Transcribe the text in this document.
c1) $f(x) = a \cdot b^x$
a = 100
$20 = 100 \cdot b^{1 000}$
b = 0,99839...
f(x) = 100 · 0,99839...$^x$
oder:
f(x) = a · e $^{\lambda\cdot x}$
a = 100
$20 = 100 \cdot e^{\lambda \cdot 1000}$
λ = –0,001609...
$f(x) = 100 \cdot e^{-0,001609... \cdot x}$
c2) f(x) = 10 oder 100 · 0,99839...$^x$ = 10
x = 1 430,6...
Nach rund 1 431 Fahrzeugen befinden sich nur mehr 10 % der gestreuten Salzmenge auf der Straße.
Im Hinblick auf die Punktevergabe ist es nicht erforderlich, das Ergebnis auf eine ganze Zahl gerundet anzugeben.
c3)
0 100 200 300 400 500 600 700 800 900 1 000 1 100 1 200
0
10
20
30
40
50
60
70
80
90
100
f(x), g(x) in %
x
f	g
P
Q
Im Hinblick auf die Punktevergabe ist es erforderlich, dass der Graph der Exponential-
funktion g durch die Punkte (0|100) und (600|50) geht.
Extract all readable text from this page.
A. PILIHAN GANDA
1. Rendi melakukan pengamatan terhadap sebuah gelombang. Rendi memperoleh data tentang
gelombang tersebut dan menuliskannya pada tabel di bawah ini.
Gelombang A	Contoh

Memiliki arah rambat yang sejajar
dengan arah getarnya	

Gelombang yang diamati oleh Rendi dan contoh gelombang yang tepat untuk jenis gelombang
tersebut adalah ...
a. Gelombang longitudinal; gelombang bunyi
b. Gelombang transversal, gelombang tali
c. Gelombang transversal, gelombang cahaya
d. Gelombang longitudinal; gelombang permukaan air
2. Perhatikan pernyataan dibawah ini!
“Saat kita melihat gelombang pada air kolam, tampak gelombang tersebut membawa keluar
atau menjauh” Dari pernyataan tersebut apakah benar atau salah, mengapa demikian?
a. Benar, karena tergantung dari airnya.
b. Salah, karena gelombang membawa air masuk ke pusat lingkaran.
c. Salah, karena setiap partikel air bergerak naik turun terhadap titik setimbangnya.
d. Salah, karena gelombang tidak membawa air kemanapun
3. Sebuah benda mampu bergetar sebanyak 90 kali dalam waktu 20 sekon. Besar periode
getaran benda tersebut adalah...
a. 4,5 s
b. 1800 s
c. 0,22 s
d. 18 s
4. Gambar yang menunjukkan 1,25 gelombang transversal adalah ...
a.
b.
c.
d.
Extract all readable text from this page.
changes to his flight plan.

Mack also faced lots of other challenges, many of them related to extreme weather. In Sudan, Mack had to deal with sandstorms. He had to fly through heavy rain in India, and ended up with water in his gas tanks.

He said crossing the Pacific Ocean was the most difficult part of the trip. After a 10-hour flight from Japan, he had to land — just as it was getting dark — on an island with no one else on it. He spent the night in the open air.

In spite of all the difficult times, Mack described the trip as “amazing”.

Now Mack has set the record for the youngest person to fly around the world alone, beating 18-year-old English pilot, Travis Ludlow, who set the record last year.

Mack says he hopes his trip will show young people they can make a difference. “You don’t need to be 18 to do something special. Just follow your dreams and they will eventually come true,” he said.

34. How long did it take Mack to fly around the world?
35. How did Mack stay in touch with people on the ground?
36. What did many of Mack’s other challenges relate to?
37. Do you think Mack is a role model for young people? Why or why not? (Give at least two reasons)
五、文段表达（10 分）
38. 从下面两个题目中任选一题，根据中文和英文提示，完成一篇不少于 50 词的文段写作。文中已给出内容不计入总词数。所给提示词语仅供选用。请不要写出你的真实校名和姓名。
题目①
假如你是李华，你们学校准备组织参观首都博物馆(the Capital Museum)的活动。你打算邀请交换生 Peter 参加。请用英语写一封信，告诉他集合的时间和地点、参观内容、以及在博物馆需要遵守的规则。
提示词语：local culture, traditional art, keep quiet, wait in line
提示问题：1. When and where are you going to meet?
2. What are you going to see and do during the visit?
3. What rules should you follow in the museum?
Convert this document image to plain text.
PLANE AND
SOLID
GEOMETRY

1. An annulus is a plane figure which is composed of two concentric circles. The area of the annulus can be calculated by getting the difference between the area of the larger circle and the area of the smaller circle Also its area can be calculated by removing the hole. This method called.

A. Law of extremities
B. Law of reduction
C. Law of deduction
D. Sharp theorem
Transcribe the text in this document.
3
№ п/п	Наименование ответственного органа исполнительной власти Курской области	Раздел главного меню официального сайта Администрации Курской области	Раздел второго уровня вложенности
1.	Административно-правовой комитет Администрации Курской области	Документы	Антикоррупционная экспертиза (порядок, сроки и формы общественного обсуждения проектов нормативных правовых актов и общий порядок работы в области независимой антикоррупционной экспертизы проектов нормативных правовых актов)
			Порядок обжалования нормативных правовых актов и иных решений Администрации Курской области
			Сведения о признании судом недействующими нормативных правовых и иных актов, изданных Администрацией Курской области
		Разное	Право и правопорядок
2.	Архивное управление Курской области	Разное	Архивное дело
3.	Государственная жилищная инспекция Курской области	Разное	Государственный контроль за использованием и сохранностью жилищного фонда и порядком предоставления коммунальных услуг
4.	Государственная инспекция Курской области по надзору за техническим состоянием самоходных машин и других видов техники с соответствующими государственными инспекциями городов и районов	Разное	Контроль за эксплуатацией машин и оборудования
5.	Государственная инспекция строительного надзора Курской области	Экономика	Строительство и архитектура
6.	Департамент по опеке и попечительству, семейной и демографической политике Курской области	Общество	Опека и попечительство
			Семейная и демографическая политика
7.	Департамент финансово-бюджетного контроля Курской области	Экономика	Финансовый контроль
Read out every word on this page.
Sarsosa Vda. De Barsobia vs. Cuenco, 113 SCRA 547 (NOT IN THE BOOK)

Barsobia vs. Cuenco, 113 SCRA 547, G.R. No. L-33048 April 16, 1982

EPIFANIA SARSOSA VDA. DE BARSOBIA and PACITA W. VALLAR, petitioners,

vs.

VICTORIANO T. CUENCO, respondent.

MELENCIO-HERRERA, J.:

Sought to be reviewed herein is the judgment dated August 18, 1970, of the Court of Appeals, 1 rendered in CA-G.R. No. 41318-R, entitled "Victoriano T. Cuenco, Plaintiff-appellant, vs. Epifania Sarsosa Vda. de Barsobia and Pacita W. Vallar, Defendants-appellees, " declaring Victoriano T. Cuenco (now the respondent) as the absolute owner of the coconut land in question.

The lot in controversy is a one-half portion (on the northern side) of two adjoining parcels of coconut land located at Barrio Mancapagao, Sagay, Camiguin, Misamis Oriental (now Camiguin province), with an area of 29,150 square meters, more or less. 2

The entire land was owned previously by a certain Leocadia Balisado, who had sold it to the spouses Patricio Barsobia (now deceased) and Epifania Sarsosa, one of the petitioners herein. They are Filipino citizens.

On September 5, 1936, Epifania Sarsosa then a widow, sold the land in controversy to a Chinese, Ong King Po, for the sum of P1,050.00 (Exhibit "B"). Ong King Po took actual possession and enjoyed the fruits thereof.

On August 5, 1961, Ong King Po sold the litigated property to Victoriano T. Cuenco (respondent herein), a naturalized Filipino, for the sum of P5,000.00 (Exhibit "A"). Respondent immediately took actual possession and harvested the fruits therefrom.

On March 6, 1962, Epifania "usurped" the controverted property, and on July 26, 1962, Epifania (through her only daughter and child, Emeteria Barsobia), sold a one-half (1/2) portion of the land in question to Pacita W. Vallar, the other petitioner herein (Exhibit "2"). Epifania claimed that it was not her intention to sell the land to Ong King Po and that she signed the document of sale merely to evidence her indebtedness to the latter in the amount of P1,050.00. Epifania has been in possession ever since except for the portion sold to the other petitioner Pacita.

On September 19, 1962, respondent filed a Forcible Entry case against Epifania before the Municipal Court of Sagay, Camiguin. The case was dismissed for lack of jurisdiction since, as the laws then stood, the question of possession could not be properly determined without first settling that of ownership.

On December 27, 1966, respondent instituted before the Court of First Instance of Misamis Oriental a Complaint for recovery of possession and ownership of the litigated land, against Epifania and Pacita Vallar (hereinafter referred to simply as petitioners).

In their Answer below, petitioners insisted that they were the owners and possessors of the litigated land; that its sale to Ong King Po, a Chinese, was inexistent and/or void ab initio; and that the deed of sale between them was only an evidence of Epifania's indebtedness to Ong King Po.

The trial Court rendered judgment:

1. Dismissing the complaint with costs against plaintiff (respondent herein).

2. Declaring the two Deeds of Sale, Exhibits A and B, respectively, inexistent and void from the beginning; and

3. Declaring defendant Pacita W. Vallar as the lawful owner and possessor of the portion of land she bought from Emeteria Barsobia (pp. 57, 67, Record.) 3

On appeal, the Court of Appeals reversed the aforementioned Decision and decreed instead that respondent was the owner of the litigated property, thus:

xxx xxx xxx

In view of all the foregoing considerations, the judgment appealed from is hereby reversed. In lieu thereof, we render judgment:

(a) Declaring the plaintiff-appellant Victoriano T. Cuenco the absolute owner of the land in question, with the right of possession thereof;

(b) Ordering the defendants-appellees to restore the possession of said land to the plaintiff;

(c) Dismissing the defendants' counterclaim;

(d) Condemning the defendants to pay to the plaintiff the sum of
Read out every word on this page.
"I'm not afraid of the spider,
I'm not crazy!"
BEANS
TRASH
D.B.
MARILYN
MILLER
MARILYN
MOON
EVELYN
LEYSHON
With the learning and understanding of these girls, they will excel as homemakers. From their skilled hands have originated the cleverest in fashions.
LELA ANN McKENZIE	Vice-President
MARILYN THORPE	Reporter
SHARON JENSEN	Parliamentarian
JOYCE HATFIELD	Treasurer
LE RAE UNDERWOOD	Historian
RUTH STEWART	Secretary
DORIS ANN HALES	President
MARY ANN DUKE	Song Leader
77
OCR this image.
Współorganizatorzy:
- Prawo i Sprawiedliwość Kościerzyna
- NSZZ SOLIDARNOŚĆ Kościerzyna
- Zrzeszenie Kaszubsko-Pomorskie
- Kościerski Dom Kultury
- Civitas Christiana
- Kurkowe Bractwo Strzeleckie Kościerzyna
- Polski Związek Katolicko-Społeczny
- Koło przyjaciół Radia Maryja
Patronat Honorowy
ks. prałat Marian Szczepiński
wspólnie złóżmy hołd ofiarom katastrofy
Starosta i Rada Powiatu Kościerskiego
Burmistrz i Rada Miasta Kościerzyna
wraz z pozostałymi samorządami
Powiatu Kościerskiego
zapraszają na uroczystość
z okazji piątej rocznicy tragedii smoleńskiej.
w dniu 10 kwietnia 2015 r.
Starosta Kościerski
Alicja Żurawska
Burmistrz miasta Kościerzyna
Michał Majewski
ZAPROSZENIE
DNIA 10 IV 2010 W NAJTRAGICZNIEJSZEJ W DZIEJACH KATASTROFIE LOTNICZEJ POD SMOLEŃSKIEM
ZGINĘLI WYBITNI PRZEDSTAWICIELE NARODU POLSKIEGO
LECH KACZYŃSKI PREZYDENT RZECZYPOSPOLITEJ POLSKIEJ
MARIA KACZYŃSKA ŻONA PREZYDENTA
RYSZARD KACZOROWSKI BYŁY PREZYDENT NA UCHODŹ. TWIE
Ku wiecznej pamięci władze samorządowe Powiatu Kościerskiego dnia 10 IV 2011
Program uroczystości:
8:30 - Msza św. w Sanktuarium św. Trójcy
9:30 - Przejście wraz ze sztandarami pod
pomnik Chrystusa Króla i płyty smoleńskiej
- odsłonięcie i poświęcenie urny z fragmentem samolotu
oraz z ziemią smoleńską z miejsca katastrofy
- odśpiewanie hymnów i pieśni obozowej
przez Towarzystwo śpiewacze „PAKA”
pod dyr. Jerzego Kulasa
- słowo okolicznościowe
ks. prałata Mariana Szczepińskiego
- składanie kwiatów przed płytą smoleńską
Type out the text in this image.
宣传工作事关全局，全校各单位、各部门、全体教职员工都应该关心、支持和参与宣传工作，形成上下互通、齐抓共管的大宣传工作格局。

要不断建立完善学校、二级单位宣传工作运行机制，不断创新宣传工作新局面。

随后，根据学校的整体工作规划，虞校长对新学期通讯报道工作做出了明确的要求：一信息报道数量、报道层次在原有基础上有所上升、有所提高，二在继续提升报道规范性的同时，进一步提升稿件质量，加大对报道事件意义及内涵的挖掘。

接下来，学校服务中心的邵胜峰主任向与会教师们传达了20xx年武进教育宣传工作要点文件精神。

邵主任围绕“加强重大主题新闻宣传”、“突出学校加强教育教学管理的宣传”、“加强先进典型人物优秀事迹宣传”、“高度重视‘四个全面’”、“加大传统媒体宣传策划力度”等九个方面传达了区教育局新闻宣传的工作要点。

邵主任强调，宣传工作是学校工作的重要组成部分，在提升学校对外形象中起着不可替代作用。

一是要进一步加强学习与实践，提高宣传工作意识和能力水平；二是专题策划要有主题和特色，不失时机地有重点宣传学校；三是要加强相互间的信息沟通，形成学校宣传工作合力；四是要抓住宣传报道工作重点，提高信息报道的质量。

• **Requirements**: Extract, exactly, the lines above that begin at the line containing "Type out the text in this image." and end at the final line of the records; add no other text.

• **Problem solution**:
Type out the text in this image.
宣传工作事关全局，全校各单位、各部门、全体教职员工都应该关心、支持和参与宣传工作，形成上下互通、齐抓共管的大宣传工作格局。

要不断建立完善学校、二级单位宣传工作运行机制，不断创新宣传工作新局面。

随后，根据学校的整体工作规划，虞校长对新学期通讯报道工作做出了明确的要求：一信息报道数量、报道层次在原有基础上有所上升、有所提高，二在继续提升报道规范性的同时，进一步提升稿件质量，加大对报道事件意义及内涵的挖掘。

接下来，学校服务中心的邵胜峰主任向与会教师们传达了20xx年武进教育宣传工作要点文件精神。

邵主任围绕“加强重大主题新闻宣传”、“突出学校加强教育教学管理的宣传”、“加强先进典型人物优秀事迹宣传”、“高度重视‘四个全面’”、“加大传统媒体宣传策划力度”等九个方面传达了区教育局新闻宣传的工作要点。

邵主任强调，宣传工作是学校工作的重要组成部分，在提升学校对外形象中起着不可替代作用。

一是要进一步加强学习与实践，提高宣传工作意识和能力水平；二是专题策划要有主题和特色，不失时机地有重点宣传学校；三是要加强相互间的信息沟通，形成学校宣传工作合力；四是要抓住宣传报道工作重点，提高信息报道的质量。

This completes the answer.